Excerpts from a layout annotation set:
● ● ● ● ●
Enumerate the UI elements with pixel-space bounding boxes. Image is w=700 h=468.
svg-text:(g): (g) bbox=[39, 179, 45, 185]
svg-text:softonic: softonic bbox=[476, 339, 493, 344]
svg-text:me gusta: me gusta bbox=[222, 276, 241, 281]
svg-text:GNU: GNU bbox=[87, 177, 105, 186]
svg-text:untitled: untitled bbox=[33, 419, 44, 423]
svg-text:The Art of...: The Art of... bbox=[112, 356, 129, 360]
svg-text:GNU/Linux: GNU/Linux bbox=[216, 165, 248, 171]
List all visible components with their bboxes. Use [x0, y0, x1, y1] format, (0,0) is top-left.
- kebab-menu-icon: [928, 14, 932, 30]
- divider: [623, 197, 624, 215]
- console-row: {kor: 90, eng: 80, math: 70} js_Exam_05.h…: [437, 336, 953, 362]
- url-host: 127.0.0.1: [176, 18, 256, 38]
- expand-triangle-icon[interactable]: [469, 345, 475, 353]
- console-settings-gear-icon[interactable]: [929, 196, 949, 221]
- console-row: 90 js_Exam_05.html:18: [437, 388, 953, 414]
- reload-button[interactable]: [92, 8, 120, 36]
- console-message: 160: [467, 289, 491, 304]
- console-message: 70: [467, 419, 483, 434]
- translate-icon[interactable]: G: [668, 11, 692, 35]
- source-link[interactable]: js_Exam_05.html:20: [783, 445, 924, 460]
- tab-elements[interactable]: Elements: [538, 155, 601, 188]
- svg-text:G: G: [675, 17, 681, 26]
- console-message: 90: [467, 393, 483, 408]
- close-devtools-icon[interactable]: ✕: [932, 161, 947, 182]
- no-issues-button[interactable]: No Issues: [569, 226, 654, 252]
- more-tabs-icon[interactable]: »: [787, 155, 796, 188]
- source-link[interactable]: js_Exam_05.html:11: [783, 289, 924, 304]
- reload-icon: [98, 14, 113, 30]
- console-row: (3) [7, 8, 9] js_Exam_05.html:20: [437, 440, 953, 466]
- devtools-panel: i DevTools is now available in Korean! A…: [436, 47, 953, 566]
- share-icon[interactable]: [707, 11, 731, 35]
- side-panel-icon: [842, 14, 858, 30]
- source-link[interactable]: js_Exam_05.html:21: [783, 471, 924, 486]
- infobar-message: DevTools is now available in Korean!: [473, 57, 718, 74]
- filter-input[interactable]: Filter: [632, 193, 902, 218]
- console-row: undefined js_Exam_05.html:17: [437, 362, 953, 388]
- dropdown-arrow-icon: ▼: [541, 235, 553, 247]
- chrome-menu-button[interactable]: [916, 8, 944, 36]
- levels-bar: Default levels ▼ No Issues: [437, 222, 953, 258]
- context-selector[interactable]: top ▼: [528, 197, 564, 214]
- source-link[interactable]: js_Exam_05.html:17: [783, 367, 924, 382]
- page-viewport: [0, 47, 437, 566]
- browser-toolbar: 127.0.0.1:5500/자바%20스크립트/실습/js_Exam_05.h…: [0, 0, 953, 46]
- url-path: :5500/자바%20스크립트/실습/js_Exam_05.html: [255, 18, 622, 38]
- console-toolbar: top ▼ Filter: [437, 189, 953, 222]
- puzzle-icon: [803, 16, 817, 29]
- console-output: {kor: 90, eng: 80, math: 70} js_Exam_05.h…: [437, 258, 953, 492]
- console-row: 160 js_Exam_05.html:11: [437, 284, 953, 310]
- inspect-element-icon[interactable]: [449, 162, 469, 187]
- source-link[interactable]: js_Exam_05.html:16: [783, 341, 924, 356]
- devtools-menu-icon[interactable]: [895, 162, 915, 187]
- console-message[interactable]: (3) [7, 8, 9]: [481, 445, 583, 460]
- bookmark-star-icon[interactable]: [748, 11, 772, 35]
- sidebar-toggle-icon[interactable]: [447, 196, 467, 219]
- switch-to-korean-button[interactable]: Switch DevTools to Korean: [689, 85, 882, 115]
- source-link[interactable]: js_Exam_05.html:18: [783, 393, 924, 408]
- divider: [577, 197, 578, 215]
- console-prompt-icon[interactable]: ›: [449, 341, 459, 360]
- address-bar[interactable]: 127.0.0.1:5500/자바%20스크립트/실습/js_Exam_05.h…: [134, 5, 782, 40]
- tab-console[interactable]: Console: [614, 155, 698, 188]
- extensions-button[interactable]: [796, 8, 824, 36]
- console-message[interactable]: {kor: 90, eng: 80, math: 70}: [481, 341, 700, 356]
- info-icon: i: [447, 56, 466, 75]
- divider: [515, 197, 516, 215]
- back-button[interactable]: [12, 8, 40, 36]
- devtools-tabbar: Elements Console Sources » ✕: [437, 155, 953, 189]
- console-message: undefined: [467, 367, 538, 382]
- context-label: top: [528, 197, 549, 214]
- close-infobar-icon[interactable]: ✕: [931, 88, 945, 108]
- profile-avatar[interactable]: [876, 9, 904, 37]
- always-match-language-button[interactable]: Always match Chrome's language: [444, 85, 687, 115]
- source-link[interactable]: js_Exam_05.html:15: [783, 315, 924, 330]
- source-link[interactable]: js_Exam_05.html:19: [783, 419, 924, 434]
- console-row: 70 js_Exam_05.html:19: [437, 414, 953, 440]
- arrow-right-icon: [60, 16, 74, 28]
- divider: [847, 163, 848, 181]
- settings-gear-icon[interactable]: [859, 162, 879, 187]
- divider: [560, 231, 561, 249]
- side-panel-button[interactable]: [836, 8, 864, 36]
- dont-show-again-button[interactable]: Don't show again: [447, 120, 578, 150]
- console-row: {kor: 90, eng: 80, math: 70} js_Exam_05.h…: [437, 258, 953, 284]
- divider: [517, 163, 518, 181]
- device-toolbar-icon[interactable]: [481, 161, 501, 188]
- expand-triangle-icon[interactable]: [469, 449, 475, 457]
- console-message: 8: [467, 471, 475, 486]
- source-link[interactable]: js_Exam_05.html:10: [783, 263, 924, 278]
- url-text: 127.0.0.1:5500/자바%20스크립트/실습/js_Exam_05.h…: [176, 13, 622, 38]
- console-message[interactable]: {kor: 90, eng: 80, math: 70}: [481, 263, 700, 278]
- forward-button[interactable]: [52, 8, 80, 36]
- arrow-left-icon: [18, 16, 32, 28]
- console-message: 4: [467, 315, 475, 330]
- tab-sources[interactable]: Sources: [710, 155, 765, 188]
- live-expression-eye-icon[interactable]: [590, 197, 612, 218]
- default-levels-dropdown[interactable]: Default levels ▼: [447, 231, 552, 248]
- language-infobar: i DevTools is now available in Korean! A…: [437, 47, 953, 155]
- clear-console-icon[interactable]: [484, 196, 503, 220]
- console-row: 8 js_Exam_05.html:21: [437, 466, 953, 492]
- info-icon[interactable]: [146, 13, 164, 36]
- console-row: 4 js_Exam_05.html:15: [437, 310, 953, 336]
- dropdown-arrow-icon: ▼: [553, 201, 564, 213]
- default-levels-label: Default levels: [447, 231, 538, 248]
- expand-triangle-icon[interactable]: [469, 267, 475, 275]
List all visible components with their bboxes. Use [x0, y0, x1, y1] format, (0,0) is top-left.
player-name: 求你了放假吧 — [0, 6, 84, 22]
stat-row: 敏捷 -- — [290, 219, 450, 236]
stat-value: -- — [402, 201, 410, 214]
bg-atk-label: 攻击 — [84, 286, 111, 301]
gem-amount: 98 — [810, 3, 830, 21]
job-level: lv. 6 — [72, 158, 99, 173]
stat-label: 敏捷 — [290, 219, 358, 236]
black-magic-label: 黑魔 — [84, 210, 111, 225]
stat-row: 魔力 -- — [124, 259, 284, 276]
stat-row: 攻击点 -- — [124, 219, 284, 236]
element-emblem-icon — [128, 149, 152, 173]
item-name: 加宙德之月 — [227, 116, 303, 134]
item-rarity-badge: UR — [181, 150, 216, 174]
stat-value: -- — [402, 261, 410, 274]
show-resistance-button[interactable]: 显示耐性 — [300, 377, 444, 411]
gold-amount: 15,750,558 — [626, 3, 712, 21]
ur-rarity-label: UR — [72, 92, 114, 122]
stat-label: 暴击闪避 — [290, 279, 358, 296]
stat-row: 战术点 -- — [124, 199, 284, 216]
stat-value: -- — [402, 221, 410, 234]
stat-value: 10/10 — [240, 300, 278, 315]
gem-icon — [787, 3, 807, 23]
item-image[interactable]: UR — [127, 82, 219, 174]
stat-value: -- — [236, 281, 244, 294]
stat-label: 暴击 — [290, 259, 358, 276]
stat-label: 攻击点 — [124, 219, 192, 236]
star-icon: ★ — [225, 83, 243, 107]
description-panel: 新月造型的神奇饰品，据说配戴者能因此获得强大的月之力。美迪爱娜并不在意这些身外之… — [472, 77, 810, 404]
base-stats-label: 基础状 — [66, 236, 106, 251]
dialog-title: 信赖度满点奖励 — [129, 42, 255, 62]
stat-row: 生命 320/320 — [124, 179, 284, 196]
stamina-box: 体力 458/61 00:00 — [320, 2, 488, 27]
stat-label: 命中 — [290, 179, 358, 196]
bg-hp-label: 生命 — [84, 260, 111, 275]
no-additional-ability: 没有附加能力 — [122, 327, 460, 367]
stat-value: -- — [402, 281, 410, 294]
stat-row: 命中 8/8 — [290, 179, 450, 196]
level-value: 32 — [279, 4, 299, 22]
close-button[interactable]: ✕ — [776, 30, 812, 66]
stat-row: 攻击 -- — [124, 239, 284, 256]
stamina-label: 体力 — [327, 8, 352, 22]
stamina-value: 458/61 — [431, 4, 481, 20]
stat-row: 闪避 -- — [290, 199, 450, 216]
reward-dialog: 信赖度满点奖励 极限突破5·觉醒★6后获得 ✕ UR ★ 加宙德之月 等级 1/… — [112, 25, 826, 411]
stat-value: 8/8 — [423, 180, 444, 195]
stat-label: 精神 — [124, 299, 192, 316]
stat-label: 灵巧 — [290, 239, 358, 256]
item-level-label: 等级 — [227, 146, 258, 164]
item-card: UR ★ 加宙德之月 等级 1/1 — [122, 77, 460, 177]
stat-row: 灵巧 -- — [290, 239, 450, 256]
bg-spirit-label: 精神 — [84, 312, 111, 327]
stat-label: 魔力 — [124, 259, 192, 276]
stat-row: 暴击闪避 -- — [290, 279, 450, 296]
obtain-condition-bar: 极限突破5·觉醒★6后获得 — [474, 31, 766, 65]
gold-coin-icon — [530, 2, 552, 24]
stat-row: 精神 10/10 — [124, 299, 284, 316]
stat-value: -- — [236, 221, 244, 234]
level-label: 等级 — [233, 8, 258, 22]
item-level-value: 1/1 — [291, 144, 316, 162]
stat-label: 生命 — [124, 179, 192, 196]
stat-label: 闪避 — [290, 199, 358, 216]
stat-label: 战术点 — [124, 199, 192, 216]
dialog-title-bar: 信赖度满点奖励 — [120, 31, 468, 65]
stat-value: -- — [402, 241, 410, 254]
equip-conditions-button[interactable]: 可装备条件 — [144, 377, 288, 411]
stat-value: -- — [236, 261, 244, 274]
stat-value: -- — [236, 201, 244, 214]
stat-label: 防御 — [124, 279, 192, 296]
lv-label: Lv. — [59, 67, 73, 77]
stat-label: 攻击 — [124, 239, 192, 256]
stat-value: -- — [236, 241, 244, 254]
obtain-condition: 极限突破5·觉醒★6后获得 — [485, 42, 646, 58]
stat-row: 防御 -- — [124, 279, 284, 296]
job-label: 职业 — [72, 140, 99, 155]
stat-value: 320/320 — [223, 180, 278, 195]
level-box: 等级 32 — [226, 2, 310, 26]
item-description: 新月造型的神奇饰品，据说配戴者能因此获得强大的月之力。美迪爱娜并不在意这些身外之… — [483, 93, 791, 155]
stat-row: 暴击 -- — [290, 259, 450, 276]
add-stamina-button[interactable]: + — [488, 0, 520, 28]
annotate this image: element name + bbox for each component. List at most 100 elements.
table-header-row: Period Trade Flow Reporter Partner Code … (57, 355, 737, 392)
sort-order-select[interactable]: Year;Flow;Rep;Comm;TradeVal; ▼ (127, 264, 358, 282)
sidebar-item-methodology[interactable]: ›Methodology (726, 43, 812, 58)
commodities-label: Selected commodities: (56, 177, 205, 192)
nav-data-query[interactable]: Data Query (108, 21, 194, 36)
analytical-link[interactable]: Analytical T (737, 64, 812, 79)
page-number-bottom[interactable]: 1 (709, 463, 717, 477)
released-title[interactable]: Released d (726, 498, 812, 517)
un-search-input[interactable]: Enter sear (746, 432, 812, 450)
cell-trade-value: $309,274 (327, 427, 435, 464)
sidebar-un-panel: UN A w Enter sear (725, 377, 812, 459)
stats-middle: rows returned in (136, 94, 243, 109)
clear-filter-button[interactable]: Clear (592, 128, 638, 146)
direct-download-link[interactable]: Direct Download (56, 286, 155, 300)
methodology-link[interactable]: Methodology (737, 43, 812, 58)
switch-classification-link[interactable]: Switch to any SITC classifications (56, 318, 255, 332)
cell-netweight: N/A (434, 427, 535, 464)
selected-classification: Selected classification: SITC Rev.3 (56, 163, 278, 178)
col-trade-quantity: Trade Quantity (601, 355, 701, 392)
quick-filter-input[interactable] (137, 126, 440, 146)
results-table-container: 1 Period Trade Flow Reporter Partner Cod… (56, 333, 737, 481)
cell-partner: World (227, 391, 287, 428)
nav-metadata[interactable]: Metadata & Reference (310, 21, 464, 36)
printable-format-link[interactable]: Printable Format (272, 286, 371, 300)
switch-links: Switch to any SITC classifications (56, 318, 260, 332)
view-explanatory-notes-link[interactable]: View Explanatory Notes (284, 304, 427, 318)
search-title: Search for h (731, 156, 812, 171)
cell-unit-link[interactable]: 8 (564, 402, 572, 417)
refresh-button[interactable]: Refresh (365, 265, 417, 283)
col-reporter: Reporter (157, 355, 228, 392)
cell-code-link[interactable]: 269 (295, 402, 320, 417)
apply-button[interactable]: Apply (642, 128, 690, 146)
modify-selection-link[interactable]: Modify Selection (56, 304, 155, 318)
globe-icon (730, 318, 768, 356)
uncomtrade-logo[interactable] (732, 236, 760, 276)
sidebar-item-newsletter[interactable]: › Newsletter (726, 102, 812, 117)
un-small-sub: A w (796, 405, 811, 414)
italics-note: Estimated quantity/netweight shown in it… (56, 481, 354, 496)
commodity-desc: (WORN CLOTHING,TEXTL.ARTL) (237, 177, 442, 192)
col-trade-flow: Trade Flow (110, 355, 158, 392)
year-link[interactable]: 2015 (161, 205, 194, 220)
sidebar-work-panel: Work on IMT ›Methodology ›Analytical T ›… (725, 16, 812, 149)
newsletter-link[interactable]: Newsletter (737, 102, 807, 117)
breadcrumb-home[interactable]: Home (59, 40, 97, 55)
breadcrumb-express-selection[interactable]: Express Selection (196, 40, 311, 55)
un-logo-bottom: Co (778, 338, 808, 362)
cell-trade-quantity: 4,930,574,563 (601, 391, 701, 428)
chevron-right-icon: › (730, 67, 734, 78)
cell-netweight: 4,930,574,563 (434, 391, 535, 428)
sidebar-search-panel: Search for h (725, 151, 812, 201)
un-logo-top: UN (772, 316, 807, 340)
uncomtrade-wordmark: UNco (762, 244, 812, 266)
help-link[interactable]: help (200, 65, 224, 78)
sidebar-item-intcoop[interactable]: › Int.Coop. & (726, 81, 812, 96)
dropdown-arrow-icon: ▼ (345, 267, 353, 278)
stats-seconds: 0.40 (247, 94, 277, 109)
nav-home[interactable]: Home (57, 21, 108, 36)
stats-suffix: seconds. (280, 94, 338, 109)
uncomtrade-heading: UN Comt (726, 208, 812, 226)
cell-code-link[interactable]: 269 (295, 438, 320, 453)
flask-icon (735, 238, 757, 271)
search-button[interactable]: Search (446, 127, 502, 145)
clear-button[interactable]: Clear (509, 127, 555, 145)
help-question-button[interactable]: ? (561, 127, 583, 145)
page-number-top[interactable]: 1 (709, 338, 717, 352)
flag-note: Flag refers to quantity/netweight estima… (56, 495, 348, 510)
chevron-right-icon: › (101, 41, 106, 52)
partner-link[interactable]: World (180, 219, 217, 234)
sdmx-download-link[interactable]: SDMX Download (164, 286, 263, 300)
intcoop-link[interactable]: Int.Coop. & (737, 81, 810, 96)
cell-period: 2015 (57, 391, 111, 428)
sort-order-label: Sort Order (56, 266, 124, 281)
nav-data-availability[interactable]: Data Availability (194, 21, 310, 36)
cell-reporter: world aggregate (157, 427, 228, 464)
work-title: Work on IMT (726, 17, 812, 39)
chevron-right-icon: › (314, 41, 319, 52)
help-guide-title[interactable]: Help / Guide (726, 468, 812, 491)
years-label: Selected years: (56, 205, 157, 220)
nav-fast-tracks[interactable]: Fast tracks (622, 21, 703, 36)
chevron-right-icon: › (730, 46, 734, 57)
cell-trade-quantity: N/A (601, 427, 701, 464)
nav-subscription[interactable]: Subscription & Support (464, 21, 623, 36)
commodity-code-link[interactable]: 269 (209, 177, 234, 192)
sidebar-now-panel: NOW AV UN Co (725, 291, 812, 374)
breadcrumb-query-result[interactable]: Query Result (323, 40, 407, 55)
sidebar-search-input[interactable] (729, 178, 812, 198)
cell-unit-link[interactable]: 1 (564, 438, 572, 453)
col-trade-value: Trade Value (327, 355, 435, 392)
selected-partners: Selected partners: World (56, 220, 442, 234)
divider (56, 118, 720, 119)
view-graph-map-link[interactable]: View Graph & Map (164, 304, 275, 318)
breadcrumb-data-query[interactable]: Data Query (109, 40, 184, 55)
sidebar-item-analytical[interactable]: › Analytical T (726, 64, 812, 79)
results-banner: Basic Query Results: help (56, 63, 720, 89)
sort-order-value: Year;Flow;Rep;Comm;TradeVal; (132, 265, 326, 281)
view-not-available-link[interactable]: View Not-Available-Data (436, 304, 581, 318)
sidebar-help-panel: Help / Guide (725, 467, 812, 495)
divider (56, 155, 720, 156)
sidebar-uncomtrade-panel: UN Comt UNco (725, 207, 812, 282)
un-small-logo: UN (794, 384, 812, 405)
● ● ● ● ●
EXERCISE: Extract every line above from the first one through the line containing "- divider: [623, 197, 624, 215]", including both ends, and reproduce them verbatim with no other lines.

ANSWER TO THIS TASK:
Enumerate the UI elements with pixel-space bounding boxes. Image is w=700 h=468.
svg-text:(g): (g) bbox=[39, 179, 45, 185]
svg-text:softonic: softonic bbox=[476, 339, 493, 344]
svg-text:me gusta: me gusta bbox=[222, 276, 241, 281]
svg-text:GNU: GNU bbox=[87, 177, 105, 186]
svg-text:untitled: untitled bbox=[33, 419, 44, 423]
svg-text:The Art of...: The Art of... bbox=[112, 356, 129, 360]
svg-text:GNU/Linux: GNU/Linux bbox=[216, 165, 248, 171]
List all visible components with their bboxes. Use [x0, y0, x1, y1] format, (0,0) is top-left.
- kebab-menu-icon: [928, 14, 932, 30]
- divider: [623, 197, 624, 215]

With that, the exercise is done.